_Task to complete_
Within the listing below, locate all lines containing the word "color". Copy each one.
══ Data lines
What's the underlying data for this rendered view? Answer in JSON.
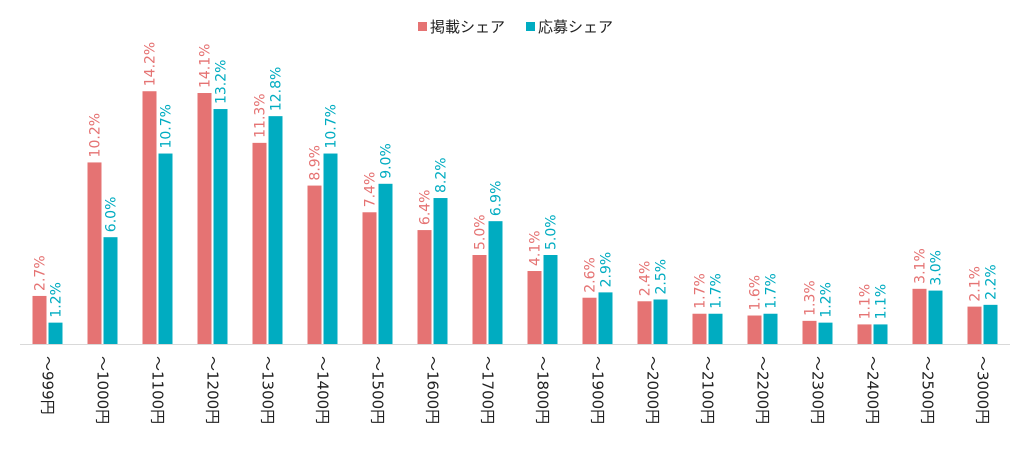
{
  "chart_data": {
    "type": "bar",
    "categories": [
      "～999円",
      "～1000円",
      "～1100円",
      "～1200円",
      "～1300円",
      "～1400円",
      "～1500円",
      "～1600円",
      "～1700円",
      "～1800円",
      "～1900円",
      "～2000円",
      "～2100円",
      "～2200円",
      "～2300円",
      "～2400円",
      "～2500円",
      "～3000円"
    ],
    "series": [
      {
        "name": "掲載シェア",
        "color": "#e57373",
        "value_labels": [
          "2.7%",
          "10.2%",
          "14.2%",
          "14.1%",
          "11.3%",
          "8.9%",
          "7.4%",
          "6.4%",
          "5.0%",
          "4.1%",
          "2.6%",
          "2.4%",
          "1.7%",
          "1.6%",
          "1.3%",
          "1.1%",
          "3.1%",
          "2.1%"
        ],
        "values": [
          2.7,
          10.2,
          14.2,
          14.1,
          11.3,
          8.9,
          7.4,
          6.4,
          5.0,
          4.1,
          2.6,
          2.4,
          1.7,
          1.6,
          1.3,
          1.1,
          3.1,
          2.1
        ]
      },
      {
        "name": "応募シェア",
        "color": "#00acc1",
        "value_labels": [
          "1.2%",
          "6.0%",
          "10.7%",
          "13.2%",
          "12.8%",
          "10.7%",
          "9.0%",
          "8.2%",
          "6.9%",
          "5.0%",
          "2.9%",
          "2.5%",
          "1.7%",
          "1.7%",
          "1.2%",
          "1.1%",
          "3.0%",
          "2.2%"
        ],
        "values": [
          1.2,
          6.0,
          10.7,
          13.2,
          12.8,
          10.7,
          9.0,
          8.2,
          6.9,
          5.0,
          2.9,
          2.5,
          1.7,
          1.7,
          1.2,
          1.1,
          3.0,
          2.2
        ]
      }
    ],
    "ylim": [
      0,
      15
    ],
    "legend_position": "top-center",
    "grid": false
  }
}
════
══ Data lines
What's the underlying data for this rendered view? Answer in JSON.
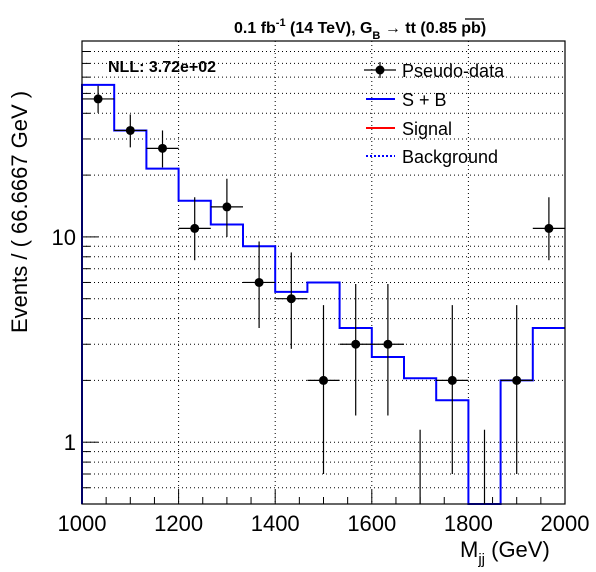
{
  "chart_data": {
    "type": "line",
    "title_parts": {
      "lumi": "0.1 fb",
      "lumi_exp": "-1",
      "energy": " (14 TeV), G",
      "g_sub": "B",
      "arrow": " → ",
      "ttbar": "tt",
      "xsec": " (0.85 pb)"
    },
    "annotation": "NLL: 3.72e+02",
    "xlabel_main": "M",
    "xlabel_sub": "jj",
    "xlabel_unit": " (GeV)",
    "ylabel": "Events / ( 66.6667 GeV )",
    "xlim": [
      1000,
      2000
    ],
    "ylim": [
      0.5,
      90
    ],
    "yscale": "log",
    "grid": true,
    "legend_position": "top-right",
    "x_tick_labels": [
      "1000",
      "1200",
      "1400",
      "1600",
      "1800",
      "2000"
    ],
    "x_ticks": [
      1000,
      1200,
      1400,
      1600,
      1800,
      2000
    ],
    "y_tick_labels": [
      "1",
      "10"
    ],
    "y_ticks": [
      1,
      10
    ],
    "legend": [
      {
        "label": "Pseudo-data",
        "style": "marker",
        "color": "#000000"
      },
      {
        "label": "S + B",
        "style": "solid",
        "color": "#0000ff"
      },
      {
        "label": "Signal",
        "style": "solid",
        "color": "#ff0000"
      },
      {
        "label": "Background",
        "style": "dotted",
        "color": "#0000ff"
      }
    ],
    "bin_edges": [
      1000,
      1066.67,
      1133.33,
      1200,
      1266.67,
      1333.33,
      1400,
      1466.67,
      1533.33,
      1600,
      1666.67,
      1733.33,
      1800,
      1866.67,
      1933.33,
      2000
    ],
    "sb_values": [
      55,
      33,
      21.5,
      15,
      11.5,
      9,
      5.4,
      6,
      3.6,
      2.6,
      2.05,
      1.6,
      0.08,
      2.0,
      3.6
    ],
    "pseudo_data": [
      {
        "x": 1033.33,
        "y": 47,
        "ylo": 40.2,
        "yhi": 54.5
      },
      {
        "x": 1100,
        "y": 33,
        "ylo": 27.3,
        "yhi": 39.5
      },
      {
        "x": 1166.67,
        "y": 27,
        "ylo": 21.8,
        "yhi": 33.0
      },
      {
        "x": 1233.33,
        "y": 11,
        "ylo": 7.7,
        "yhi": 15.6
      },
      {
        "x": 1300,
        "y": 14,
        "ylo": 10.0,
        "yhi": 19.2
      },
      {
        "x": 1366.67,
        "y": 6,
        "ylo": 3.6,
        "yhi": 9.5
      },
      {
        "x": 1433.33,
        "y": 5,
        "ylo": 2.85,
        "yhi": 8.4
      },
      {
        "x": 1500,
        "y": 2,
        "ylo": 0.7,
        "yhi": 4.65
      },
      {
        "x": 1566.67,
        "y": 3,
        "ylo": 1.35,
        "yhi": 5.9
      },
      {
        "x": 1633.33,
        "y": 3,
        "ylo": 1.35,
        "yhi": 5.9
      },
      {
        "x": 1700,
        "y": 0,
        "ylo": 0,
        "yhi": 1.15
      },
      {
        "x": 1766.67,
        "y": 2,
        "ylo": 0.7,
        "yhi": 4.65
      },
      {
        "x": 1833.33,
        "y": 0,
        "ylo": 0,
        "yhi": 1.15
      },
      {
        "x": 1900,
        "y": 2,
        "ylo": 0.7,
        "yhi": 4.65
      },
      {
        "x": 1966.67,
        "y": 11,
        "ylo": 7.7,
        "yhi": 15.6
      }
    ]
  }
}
════
══ Data lines
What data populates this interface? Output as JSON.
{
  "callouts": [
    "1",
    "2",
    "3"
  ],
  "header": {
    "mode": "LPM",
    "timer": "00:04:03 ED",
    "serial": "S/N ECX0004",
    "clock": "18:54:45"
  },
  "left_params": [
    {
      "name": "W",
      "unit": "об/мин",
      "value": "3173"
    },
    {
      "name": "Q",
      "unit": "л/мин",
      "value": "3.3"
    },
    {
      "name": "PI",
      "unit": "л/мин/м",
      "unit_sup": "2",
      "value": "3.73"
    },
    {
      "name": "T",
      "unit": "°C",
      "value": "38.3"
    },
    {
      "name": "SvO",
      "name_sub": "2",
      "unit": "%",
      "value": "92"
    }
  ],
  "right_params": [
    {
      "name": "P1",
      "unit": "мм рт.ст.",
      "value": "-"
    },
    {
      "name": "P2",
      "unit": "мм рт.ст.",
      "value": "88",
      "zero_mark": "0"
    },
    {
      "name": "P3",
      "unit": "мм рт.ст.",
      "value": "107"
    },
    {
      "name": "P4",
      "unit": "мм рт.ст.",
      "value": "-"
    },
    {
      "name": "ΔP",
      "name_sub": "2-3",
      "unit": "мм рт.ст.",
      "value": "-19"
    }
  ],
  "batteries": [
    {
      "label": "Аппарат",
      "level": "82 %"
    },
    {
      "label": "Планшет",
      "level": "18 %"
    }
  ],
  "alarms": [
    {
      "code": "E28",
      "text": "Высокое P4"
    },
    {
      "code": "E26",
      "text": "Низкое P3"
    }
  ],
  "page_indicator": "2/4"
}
════
_Answer to this exercise_
        "color": "#e57373",
        "color": "#00acc1",
        "color": "#000000"
        "color": "#0000ff"
        "color": "#ff0000"
        "color": "#0000ff"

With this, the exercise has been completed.